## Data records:

-=-=-=-=-

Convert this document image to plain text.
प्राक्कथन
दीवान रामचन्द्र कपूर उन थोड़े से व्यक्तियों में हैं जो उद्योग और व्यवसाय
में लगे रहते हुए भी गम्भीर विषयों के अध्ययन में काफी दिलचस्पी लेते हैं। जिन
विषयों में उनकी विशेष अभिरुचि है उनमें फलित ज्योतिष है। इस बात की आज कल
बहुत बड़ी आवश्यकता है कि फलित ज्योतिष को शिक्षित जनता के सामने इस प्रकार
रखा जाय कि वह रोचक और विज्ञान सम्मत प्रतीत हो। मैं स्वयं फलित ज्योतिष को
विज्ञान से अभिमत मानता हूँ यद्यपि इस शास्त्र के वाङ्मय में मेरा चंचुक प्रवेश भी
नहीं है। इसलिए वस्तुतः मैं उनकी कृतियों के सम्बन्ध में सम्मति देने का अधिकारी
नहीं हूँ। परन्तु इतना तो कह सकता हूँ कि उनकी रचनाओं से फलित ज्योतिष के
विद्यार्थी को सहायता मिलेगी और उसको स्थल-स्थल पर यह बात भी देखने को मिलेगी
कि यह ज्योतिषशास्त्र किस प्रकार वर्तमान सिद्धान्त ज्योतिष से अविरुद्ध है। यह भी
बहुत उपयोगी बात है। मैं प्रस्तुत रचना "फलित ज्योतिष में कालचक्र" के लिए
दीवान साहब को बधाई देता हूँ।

-=-=-=-=-

## Task prompt:
Your task is to retype all of the records exactly.

## Solution to this task:
Convert this document image to plain text.
प्राक्कथन
दीवान रामचन्द्र कपूर उन थोड़े से व्यक्तियों में हैं जो उद्योग और व्यवसाय
में लगे रहते हुए भी गम्भीर विषयों के अध्ययन में काफी दिलचस्पी लेते हैं। जिन
विषयों में उनकी विशेष अभिरुचि है उनमें फलित ज्योतिष है। इस बात की आज कल
बहुत बड़ी आवश्यकता है कि फलित ज्योतिष को शिक्षित जनता के सामने इस प्रकार
रखा जाय कि वह रोचक और विज्ञान सम्मत प्रतीत हो। मैं स्वयं फलित ज्योतिष को
विज्ञान से अभिमत मानता हूँ यद्यपि इस शास्त्र के वाङ्मय में मेरा चंचुक प्रवेश भी
नहीं है। इसलिए वस्तुतः मैं उनकी कृतियों के सम्बन्ध में सम्मति देने का अधिकारी
नहीं हूँ। परन्तु इतना तो कह सकता हूँ कि उनकी रचनाओं से फलित ज्योतिष के
विद्यार्थी को सहायता मिलेगी और उसको स्थल-स्थल पर यह बात भी देखने को मिलेगी
कि यह ज्योतिषशास्त्र किस प्रकार वर्तमान सिद्धान्त ज्योतिष से अविरुद्ध है। यह भी
बहुत उपयोगी बात है। मैं प्रस्तुत रचना "फलित ज्योतिष में कालचक्र" के लिए
दीवान साहब को बधाई देता हूँ।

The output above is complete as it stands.